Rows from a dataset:
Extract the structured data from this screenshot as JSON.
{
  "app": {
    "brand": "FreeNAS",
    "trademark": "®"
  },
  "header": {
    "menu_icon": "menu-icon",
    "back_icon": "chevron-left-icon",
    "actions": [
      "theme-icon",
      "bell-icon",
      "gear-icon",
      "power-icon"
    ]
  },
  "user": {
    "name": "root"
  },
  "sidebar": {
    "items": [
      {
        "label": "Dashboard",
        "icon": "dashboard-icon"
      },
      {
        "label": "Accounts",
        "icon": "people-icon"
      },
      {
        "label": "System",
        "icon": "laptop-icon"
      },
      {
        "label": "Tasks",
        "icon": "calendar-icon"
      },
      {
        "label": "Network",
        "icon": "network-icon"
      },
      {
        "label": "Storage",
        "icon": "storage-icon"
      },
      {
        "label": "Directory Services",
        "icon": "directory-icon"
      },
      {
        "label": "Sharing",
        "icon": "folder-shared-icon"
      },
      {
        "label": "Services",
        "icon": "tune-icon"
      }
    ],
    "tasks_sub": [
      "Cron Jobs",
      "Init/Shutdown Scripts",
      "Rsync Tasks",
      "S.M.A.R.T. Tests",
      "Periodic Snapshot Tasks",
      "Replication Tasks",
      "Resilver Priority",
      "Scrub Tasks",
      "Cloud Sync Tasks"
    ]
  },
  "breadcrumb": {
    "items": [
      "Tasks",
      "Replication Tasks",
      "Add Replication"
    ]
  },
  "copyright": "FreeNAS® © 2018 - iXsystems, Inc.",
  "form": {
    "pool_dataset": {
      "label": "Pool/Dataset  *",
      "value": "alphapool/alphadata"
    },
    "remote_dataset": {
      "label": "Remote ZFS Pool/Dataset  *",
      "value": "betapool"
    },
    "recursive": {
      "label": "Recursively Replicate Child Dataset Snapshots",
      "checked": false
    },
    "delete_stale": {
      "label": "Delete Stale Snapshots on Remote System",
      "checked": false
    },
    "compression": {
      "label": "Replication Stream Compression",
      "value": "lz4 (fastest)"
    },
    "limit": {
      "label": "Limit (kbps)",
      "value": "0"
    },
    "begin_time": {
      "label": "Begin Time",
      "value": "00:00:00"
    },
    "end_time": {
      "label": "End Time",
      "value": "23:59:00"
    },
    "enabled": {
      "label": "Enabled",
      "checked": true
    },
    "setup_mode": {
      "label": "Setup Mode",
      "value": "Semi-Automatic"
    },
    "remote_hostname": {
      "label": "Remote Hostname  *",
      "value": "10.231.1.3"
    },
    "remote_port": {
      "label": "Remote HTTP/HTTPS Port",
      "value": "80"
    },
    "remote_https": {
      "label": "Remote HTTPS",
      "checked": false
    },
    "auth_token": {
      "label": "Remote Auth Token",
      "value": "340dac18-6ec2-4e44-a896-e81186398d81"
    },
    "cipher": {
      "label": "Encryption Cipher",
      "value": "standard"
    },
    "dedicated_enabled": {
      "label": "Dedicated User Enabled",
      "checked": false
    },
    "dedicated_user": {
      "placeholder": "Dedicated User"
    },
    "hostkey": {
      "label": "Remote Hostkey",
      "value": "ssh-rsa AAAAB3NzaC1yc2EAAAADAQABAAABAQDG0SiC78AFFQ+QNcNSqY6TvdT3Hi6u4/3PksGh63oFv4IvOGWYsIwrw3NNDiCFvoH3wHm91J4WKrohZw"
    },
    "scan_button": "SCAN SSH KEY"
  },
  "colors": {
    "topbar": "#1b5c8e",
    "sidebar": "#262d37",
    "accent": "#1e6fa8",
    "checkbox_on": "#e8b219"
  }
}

**Given exercise**
Write out the records above again, keeping each one identical to the original.

**Task solution**
Extract the structured data from this screenshot as JSON.
{
  "app": {
    "brand": "FreeNAS",
    "trademark": "®"
  },
  "header": {
    "menu_icon": "menu-icon",
    "back_icon": "chevron-left-icon",
    "actions": [
      "theme-icon",
      "bell-icon",
      "gear-icon",
      "power-icon"
    ]
  },
  "user": {
    "name": "root"
  },
  "sidebar": {
    "items": [
      {
        "label": "Dashboard",
        "icon": "dashboard-icon"
      },
      {
        "label": "Accounts",
        "icon": "people-icon"
      },
      {
        "label": "System",
        "icon": "laptop-icon"
      },
      {
        "label": "Tasks",
        "icon": "calendar-icon"
      },
      {
        "label": "Network",
        "icon": "network-icon"
      },
      {
        "label": "Storage",
        "icon": "storage-icon"
      },
      {
        "label": "Directory Services",
        "icon": "directory-icon"
      },
      {
        "label": "Sharing",
        "icon": "folder-shared-icon"
      },
      {
        "label": "Services",
        "icon": "tune-icon"
      }
    ],
    "tasks_sub": [
      "Cron Jobs",
      "Init/Shutdown Scripts",
      "Rsync Tasks",
      "S.M.A.R.T. Tests",
      "Periodic Snapshot Tasks",
      "Replication Tasks",
      "Resilver Priority",
      "Scrub Tasks",
      "Cloud Sync Tasks"
    ]
  },
  "breadcrumb": {
    "items": [
      "Tasks",
      "Replication Tasks",
      "Add Replication"
    ]
  },
  "copyright": "FreeNAS® © 2018 - iXsystems, Inc.",
  "form": {
    "pool_dataset": {
      "label": "Pool/Dataset  *",
      "value": "alphapool/alphadata"
    },
    "remote_dataset": {
      "label": "Remote ZFS Pool/Dataset  *",
      "value": "betapool"
    },
    "recursive": {
      "label": "Recursively Replicate Child Dataset Snapshots",
      "checked": false
    },
    "delete_stale": {
      "label": "Delete Stale Snapshots on Remote System",
      "checked": false
    },
    "compression": {
      "label": "Replication Stream Compression",
      "value": "lz4 (fastest)"
    },
    "limit": {
      "label": "Limit (kbps)",
      "value": "0"
    },
    "begin_time": {
      "label": "Begin Time",
      "value": "00:00:00"
    },
    "end_time": {
      "label": "End Time",
      "value": "23:59:00"
    },
    "enabled": {
      "label": "Enabled",
      "checked": true
    },
    "setup_mode": {
      "label": "Setup Mode",
      "value": "Semi-Automatic"
    },
    "remote_hostname": {
      "label": "Remote Hostname  *",
      "value": "10.231.1.3"
    },
    "remote_port": {
      "label": "Remote HTTP/HTTPS Port",
      "value": "80"
    },
    "remote_https": {
      "label": "Remote HTTPS",
      "checked": false
    },
    "auth_token": {
      "label": "Remote Auth Token",
      "value": "340dac18-6ec2-4e44-a896-e81186398d81"
    },
    "cipher": {
      "label": "Encryption Cipher",
      "value": "standard"
    },
    "dedicated_enabled": {
      "label": "Dedicated User Enabled",
      "checked": false
    },
    "dedicated_user": {
      "placeholder": "Dedicated User"
    },
    "hostkey": {
      "label": "Remote Hostkey",
      "value": "ssh-rsa AAAAB3NzaC1yc2EAAAADAQABAAABAQDG0SiC78AFFQ+QNcNSqY6TvdT3Hi6u4/3PksGh63oFv4IvOGWYsIwrw3NNDiCFvoH3wHm91J4WKrohZw"
    },
    "scan_button": "SCAN SSH KEY"
  },
  "colors": {
    "topbar": "#1b5c8e",
    "sidebar": "#262d37",
    "accent": "#1e6fa8",
    "checkbox_on": "#e8b219"
  }
}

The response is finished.